[start Material provided]
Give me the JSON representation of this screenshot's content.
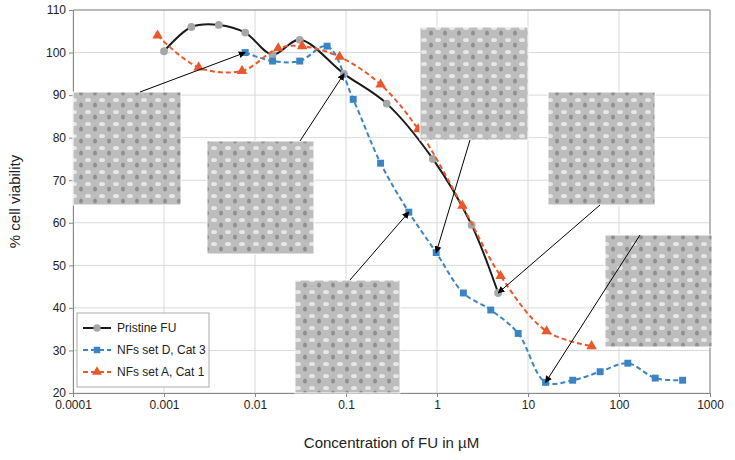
{
  "chart_data": {
    "type": "line",
    "x_label": "Concentration of FU in µM",
    "y_label": "% cell viability",
    "log": "x",
    "grid": true,
    "legend": "lower left",
    "xlim": [
      0.0001,
      1000
    ],
    "xticks": [
      0.0001,
      0.001,
      0.01,
      0.1,
      1,
      10,
      100,
      1000
    ],
    "ylim": [
      20,
      110
    ],
    "yticks": [
      20,
      30,
      40,
      50,
      60,
      70,
      80,
      90,
      100,
      110
    ],
    "series": [
      {
        "name": "Pristine FU",
        "color": "#1a1a1a",
        "marker": "circle",
        "line_style": "solid",
        "x": [
          0.001,
          0.002,
          0.004,
          0.0078,
          0.0156,
          0.031,
          0.095,
          0.28,
          0.9,
          2.4,
          4.7
        ],
        "values": [
          100.3,
          106,
          106.5,
          104.7,
          99.5,
          103,
          95,
          88,
          75,
          59.5,
          43.5
        ]
      },
      {
        "name": "NFs set D, Cat 3",
        "color": "#3b84c4",
        "marker": "square",
        "line_style": "dashed",
        "x": [
          0.0078,
          0.0156,
          0.031,
          0.062,
          0.12,
          0.24,
          0.49,
          0.98,
          1.95,
          3.9,
          7.8,
          15.6,
          31,
          62,
          125,
          250,
          500
        ],
        "values": [
          100,
          98,
          98,
          101.5,
          89,
          74,
          62.5,
          53,
          43.5,
          39.5,
          34,
          22.5,
          23,
          25,
          27,
          23.5,
          23
        ]
      },
      {
        "name": "NFs set A, Cat 1",
        "color": "#e8582b",
        "marker": "triangle",
        "line_style": "dashed",
        "x": [
          0.00085,
          0.0024,
          0.0072,
          0.018,
          0.033,
          0.085,
          0.24,
          0.62,
          1.9,
          5,
          16,
          50
        ],
        "values": [
          104,
          96.5,
          95.7,
          101,
          101.5,
          99,
          92.5,
          82,
          64,
          47.5,
          34.5,
          31
        ]
      }
    ]
  }
}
[end Material provided]
> [What this task involves] Scan the material above for the string "color" and report each line where you find it.

> [The answer]
        "color": "#1a1a1a",
        "color": "#3b84c4",
        "color": "#e8582b",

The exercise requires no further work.